(Dataset items)
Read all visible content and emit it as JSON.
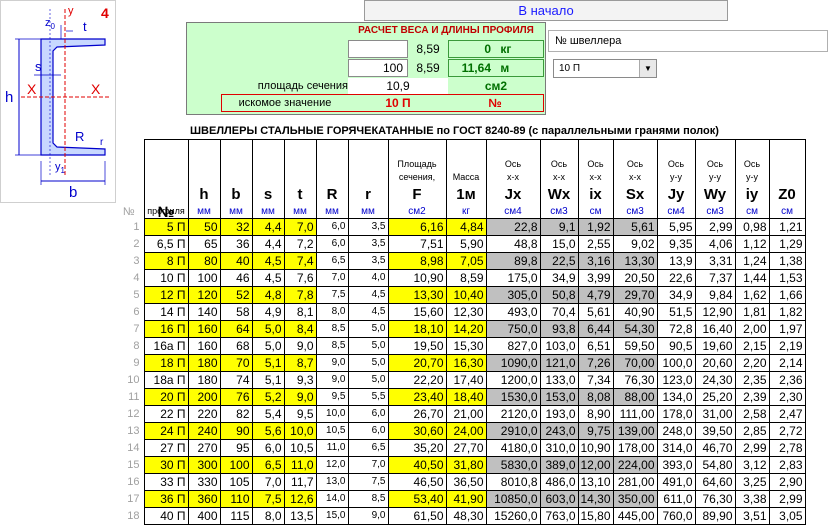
{
  "diagram": {
    "number": "4",
    "labels": {
      "h": "h",
      "b": "b",
      "s": "s",
      "t": "t",
      "R": "R",
      "r": "r",
      "x_left": "X",
      "x_right": "X",
      "y_top": "y",
      "z0": "z",
      "y1": "y",
      "z0_sub": "0",
      "y1_sub": "1"
    }
  },
  "top_button": {
    "label": "В начало"
  },
  "calc": {
    "title": "РАСЧЕТ ВЕСА И ДЛИНЫ ПРОФИЛЯ",
    "row1": {
      "input": "",
      "mid": "8,59",
      "out": "0",
      "unit": "кг"
    },
    "row2": {
      "input": "100",
      "mid": "8,59",
      "out": "11,64",
      "unit": "м"
    },
    "area": {
      "label": "площадь сечения",
      "value": "10,9",
      "unit": "см2"
    },
    "sought": {
      "label": "искомое значение",
      "value": "10 П",
      "unit": "№"
    }
  },
  "search": {
    "label": "№ швеллера"
  },
  "select": {
    "value": "10 П"
  },
  "table": {
    "title": "ШВЕЛЛЕРЫ СТАЛЬНЫЕ ГОРЯЧЕКАТАННЫЕ по ГОСТ 8240-89 (с параллельными гранями полок)",
    "row_num_header": "№",
    "headers": [
      {
        "top": "№",
        "mid": "профиля",
        "sym": "",
        "unit": ""
      },
      {
        "top": "",
        "mid": "",
        "sym": "h",
        "unit": "мм"
      },
      {
        "top": "",
        "mid": "",
        "sym": "b",
        "unit": "мм"
      },
      {
        "top": "",
        "mid": "",
        "sym": "s",
        "unit": "мм"
      },
      {
        "top": "",
        "mid": "",
        "sym": "t",
        "unit": "мм"
      },
      {
        "top": "",
        "mid": "",
        "sym": "R",
        "unit": "мм"
      },
      {
        "top": "",
        "mid": "",
        "sym": "r",
        "unit": "мм"
      },
      {
        "top": "Площадь",
        "mid": "сечения,",
        "sym": "F",
        "unit": "см2"
      },
      {
        "top": "",
        "mid": "Масса",
        "sym": "1м",
        "unit": "кг"
      },
      {
        "top": "Ось",
        "mid": "x-x",
        "sym": "Jx",
        "unit": "см4"
      },
      {
        "top": "Ось",
        "mid": "x-x",
        "sym": "Wx",
        "unit": "см3"
      },
      {
        "top": "Ось",
        "mid": "x-x",
        "sym": "ix",
        "unit": "см"
      },
      {
        "top": "Ось",
        "mid": "x-x",
        "sym": "Sx",
        "unit": "см3"
      },
      {
        "top": "Ось",
        "mid": "y-y",
        "sym": "Jy",
        "unit": "см4"
      },
      {
        "top": "Ось",
        "mid": "y-y",
        "sym": "Wy",
        "unit": "см3"
      },
      {
        "top": "Ось",
        "mid": "y-y",
        "sym": "iy",
        "unit": "см"
      },
      {
        "top": "",
        "mid": "",
        "sym": "Z0",
        "unit": "см"
      }
    ],
    "rows": [
      [
        "1",
        "5 П",
        "50",
        "32",
        "4,4",
        "7,0",
        "6,0",
        "3,5",
        "6,16",
        "4,84",
        "22,8",
        "9,1",
        "1,92",
        "5,61",
        "5,95",
        "2,99",
        "0,98",
        "1,21"
      ],
      [
        "2",
        "6,5 П",
        "65",
        "36",
        "4,4",
        "7,2",
        "6,0",
        "3,5",
        "7,51",
        "5,90",
        "48,8",
        "15,0",
        "2,55",
        "9,02",
        "9,35",
        "4,06",
        "1,12",
        "1,29"
      ],
      [
        "3",
        "8 П",
        "80",
        "40",
        "4,5",
        "7,4",
        "6,5",
        "3,5",
        "8,98",
        "7,05",
        "89,8",
        "22,5",
        "3,16",
        "13,30",
        "13,9",
        "3,31",
        "1,24",
        "1,38"
      ],
      [
        "4",
        "10 П",
        "100",
        "46",
        "4,5",
        "7,6",
        "7,0",
        "4,0",
        "10,90",
        "8,59",
        "175,0",
        "34,9",
        "3,99",
        "20,50",
        "22,6",
        "7,37",
        "1,44",
        "1,53"
      ],
      [
        "5",
        "12 П",
        "120",
        "52",
        "4,8",
        "7,8",
        "7,5",
        "4,5",
        "13,30",
        "10,40",
        "305,0",
        "50,8",
        "4,79",
        "29,70",
        "34,9",
        "9,84",
        "1,62",
        "1,66"
      ],
      [
        "6",
        "14 П",
        "140",
        "58",
        "4,9",
        "8,1",
        "8,0",
        "4,5",
        "15,60",
        "12,30",
        "493,0",
        "70,4",
        "5,61",
        "40,90",
        "51,5",
        "12,90",
        "1,81",
        "1,82"
      ],
      [
        "7",
        "16 П",
        "160",
        "64",
        "5,0",
        "8,4",
        "8,5",
        "5,0",
        "18,10",
        "14,20",
        "750,0",
        "93,8",
        "6,44",
        "54,30",
        "72,8",
        "16,40",
        "2,00",
        "1,97"
      ],
      [
        "8",
        "16а П",
        "160",
        "68",
        "5,0",
        "9,0",
        "8,5",
        "5,0",
        "19,50",
        "15,30",
        "827,0",
        "103,0",
        "6,51",
        "59,50",
        "90,5",
        "19,60",
        "2,15",
        "2,19"
      ],
      [
        "9",
        "18 П",
        "180",
        "70",
        "5,1",
        "8,7",
        "9,0",
        "5,0",
        "20,70",
        "16,30",
        "1090,0",
        "121,0",
        "7,26",
        "70,00",
        "100,0",
        "20,60",
        "2,20",
        "2,14"
      ],
      [
        "10",
        "18а П",
        "180",
        "74",
        "5,1",
        "9,3",
        "9,0",
        "5,0",
        "22,20",
        "17,40",
        "1200,0",
        "133,0",
        "7,34",
        "76,30",
        "123,0",
        "24,30",
        "2,35",
        "2,36"
      ],
      [
        "11",
        "20 П",
        "200",
        "76",
        "5,2",
        "9,0",
        "9,5",
        "5,5",
        "23,40",
        "18,40",
        "1530,0",
        "153,0",
        "8,08",
        "88,00",
        "134,0",
        "25,20",
        "2,39",
        "2,30"
      ],
      [
        "12",
        "22 П",
        "220",
        "82",
        "5,4",
        "9,5",
        "10,0",
        "6,0",
        "26,70",
        "21,00",
        "2120,0",
        "193,0",
        "8,90",
        "111,00",
        "178,0",
        "31,00",
        "2,58",
        "2,47"
      ],
      [
        "13",
        "24 П",
        "240",
        "90",
        "5,6",
        "10,0",
        "10,5",
        "6,0",
        "30,60",
        "24,00",
        "2910,0",
        "243,0",
        "9,75",
        "139,00",
        "248,0",
        "39,50",
        "2,85",
        "2,72"
      ],
      [
        "14",
        "27 П",
        "270",
        "95",
        "6,0",
        "10,5",
        "11,0",
        "6,5",
        "35,20",
        "27,70",
        "4180,0",
        "310,0",
        "10,90",
        "178,00",
        "314,0",
        "46,70",
        "2,99",
        "2,78"
      ],
      [
        "15",
        "30 П",
        "300",
        "100",
        "6,5",
        "11,0",
        "12,0",
        "7,0",
        "40,50",
        "31,80",
        "5830,0",
        "389,0",
        "12,00",
        "224,00",
        "393,0",
        "54,80",
        "3,12",
        "2,83"
      ],
      [
        "16",
        "33 П",
        "330",
        "105",
        "7,0",
        "11,7",
        "13,0",
        "7,5",
        "46,50",
        "36,50",
        "8010,8",
        "486,0",
        "13,10",
        "281,00",
        "491,0",
        "64,60",
        "3,25",
        "2,90"
      ],
      [
        "17",
        "36 П",
        "360",
        "110",
        "7,5",
        "12,6",
        "14,0",
        "8,5",
        "53,40",
        "41,90",
        "10850,0",
        "603,0",
        "14,30",
        "350,00",
        "611,0",
        "76,30",
        "3,38",
        "2,99"
      ],
      [
        "18",
        "40 П",
        "400",
        "115",
        "8,0",
        "13,5",
        "15,0",
        "9,0",
        "61,50",
        "48,30",
        "15260,0",
        "763,0",
        "15,80",
        "445,00",
        "760,0",
        "89,90",
        "3,51",
        "3,05"
      ]
    ]
  }
}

▸ **Exercise requirements**:
Pull every line holding "title" out of the records.

▸ **Solution to the exercise**:
    "title": "РАСЧЕТ ВЕСА И ДЛИНЫ ПРОФИЛЯ",
    "title": "ШВЕЛЛЕРЫ СТАЛЬНЫЕ ГОРЯЧЕКАТАННЫЕ по ГОСТ 8240-89 (с параллельными гранями полок)",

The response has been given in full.